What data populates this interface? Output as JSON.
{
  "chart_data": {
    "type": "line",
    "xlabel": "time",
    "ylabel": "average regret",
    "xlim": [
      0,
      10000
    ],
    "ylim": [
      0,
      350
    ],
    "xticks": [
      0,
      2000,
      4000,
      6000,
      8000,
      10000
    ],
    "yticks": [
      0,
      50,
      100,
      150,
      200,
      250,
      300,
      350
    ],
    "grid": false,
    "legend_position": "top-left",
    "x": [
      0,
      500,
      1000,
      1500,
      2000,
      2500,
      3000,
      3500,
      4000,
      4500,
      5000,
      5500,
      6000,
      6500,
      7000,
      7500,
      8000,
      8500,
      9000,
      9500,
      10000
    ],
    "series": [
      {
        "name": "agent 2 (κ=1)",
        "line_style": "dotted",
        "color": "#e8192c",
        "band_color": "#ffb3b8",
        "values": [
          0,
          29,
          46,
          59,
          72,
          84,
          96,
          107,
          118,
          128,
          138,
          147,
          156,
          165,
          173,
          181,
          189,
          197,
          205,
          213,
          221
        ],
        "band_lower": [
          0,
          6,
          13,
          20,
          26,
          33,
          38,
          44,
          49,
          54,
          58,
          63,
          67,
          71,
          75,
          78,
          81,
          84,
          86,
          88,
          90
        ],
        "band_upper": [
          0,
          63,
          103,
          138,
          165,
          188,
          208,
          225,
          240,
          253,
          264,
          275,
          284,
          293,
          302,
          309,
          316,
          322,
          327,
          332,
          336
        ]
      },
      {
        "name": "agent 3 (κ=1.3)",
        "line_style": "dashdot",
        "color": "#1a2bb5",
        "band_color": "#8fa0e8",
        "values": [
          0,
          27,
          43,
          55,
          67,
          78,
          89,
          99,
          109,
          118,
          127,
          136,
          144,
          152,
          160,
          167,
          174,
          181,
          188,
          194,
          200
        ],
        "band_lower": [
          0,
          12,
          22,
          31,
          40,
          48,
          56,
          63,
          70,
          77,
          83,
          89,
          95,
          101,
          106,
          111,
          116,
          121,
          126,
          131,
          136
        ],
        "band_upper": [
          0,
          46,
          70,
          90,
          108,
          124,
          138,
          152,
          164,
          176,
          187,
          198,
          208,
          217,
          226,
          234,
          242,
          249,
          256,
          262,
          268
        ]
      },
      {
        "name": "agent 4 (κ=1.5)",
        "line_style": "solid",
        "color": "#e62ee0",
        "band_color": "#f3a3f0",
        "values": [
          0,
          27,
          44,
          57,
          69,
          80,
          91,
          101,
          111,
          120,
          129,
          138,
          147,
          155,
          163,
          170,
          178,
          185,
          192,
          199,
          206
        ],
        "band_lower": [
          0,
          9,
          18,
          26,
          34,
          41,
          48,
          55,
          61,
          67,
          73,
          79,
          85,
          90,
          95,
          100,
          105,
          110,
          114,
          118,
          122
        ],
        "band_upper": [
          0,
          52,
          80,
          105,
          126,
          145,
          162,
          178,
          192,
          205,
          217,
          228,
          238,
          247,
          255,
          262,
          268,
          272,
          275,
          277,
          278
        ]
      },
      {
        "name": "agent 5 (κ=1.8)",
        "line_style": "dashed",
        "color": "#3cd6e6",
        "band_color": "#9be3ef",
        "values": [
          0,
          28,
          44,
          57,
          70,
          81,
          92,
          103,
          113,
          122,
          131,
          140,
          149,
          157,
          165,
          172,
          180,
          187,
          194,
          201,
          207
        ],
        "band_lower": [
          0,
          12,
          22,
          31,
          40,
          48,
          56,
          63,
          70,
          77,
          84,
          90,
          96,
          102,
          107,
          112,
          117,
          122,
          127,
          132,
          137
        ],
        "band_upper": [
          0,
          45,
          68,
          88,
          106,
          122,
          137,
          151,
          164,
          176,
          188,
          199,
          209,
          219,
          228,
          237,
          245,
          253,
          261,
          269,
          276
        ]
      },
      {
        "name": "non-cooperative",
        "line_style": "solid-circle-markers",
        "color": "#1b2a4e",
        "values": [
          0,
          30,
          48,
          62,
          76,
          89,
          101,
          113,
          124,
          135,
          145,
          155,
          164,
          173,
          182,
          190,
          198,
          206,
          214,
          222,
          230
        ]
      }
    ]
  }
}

- GOAL:
Print all of the entries exactly as they appear.

- RESULT OF THE TASK:
What data populates this interface? Output as JSON.
{
  "chart_data": {
    "type": "line",
    "xlabel": "time",
    "ylabel": "average regret",
    "xlim": [
      0,
      10000
    ],
    "ylim": [
      0,
      350
    ],
    "xticks": [
      0,
      2000,
      4000,
      6000,
      8000,
      10000
    ],
    "yticks": [
      0,
      50,
      100,
      150,
      200,
      250,
      300,
      350
    ],
    "grid": false,
    "legend_position": "top-left",
    "x": [
      0,
      500,
      1000,
      1500,
      2000,
      2500,
      3000,
      3500,
      4000,
      4500,
      5000,
      5500,
      6000,
      6500,
      7000,
      7500,
      8000,
      8500,
      9000,
      9500,
      10000
    ],
    "series": [
      {
        "name": "agent 2 (κ=1)",
        "line_style": "dotted",
        "color": "#e8192c",
        "band_color": "#ffb3b8",
        "values": [
          0,
          29,
          46,
          59,
          72,
          84,
          96,
          107,
          118,
          128,
          138,
          147,
          156,
          165,
          173,
          181,
          189,
          197,
          205,
          213,
          221
        ],
        "band_lower": [
          0,
          6,
          13,
          20,
          26,
          33,
          38,
          44,
          49,
          54,
          58,
          63,
          67,
          71,
          75,
          78,
          81,
          84,
          86,
          88,
          90
        ],
        "band_upper": [
          0,
          63,
          103,
          138,
          165,
          188,
          208,
          225,
          240,
          253,
          264,
          275,
          284,
          293,
          302,
          309,
          316,
          322,
          327,
          332,
          336
        ]
      },
      {
        "name": "agent 3 (κ=1.3)",
        "line_style": "dashdot",
        "color": "#1a2bb5",
        "band_color": "#8fa0e8",
        "values": [
          0,
          27,
          43,
          55,
          67,
          78,
          89,
          99,
          109,
          118,
          127,
          136,
          144,
          152,
          160,
          167,
          174,
          181,
          188,
          194,
          200
        ],
        "band_lower": [
          0,
          12,
          22,
          31,
          40,
          48,
          56,
          63,
          70,
          77,
          83,
          89,
          95,
          101,
          106,
          111,
          116,
          121,
          126,
          131,
          136
        ],
        "band_upper": [
          0,
          46,
          70,
          90,
          108,
          124,
          138,
          152,
          164,
          176,
          187,
          198,
          208,
          217,
          226,
          234,
          242,
          249,
          256,
          262,
          268
        ]
      },
      {
        "name": "agent 4 (κ=1.5)",
        "line_style": "solid",
        "color": "#e62ee0",
        "band_color": "#f3a3f0",
        "values": [
          0,
          27,
          44,
          57,
          69,
          80,
          91,
          101,
          111,
          120,
          129,
          138,
          147,
          155,
          163,
          170,
          178,
          185,
          192,
          199,
          206
        ],
        "band_lower": [
          0,
          9,
          18,
          26,
          34,
          41,
          48,
          55,
          61,
          67,
          73,
          79,
          85,
          90,
          95,
          100,
          105,
          110,
          114,
          118,
          122
        ],
        "band_upper": [
          0,
          52,
          80,
          105,
          126,
          145,
          162,
          178,
          192,
          205,
          217,
          228,
          238,
          247,
          255,
          262,
          268,
          272,
          275,
          277,
          278
        ]
      },
      {
        "name": "agent 5 (κ=1.8)",
        "line_style": "dashed",
        "color": "#3cd6e6",
        "band_color": "#9be3ef",
        "values": [
          0,
          28,
          44,
          57,
          70,
          81,
          92,
          103,
          113,
          122,
          131,
          140,
          149,
          157,
          165,
          172,
          180,
          187,
          194,
          201,
          207
        ],
        "band_lower": [
          0,
          12,
          22,
          31,
          40,
          48,
          56,
          63,
          70,
          77,
          84,
          90,
          96,
          102,
          107,
          112,
          117,
          122,
          127,
          132,
          137
        ],
        "band_upper": [
          0,
          45,
          68,
          88,
          106,
          122,
          137,
          151,
          164,
          176,
          188,
          199,
          209,
          219,
          228,
          237,
          245,
          253,
          261,
          269,
          276
        ]
      },
      {
        "name": "non-cooperative",
        "line_style": "solid-circle-markers",
        "color": "#1b2a4e",
        "values": [
          0,
          30,
          48,
          62,
          76,
          89,
          101,
          113,
          124,
          135,
          145,
          155,
          164,
          173,
          182,
          190,
          198,
          206,
          214,
          222,
          230
        ]
      }
    ]
  }
}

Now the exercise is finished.